» REQUIRED TASK: Copy out each line of the material in which the word "Embolism" appears.

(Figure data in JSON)
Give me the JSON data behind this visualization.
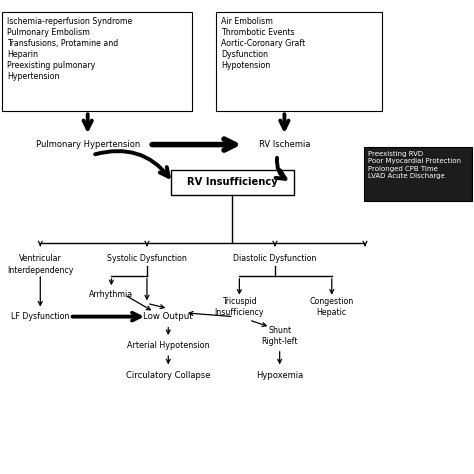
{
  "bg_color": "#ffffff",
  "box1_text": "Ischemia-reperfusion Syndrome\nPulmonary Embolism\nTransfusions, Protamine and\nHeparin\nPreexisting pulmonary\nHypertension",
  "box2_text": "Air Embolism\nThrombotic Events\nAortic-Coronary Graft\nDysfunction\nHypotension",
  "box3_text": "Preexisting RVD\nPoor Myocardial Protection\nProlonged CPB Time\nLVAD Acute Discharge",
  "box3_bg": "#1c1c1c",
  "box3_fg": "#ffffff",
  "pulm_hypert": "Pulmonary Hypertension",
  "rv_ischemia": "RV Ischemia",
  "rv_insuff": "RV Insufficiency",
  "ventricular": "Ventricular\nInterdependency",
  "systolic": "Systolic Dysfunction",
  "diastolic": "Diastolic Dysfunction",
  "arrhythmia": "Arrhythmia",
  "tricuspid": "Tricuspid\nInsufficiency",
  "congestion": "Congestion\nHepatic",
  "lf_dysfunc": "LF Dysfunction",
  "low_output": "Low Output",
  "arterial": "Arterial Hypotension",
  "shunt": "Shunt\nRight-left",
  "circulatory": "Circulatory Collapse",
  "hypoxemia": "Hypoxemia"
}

---

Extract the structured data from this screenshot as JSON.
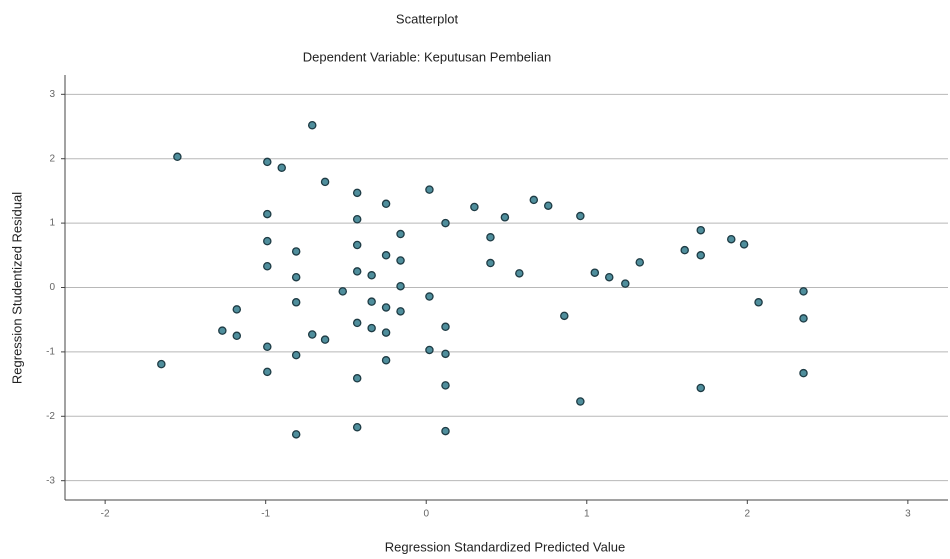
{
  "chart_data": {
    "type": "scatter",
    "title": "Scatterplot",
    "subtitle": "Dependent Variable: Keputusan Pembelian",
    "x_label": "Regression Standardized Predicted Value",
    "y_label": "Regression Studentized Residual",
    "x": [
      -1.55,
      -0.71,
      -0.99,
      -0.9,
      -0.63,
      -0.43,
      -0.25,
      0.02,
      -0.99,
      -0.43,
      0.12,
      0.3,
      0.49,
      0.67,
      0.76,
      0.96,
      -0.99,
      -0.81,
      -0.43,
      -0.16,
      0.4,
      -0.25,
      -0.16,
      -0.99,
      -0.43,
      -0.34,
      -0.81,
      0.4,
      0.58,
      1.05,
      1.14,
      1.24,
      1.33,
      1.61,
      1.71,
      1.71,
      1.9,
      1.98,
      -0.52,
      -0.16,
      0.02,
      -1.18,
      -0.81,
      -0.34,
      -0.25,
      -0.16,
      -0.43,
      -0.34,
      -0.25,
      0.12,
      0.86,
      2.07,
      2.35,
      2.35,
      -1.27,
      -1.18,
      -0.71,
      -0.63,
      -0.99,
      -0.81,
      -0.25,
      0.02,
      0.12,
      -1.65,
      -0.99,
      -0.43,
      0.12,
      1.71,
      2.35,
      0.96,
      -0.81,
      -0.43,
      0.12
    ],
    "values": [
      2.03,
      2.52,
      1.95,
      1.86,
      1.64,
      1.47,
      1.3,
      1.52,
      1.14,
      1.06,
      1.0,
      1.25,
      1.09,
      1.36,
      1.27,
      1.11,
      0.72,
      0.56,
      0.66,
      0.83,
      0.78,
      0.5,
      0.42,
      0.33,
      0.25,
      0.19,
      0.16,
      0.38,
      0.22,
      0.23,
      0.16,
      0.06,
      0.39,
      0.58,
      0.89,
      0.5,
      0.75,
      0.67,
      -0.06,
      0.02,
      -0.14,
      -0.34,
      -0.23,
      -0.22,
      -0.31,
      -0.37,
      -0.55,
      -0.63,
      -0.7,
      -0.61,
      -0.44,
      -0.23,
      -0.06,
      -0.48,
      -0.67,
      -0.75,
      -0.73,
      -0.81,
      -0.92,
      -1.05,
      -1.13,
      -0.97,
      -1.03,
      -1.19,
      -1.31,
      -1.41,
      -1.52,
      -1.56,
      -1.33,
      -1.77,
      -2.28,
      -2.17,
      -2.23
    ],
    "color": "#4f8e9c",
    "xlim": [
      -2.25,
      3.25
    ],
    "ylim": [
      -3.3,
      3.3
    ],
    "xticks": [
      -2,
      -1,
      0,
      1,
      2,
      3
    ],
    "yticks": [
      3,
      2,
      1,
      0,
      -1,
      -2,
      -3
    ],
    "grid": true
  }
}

» OUTPUT FOR THIS TASK:
  "box1_text": "Ischemia-reperfusion Syndrome\nPulmonary Embolism\nTransfusions, Protamine and\nHeparin\nPreexisting pulmonary\nHypertension",
  "box2_text": "Air Embolism\nThrombotic Events\nAortic-Coronary Graft\nDysfunction\nHypotension",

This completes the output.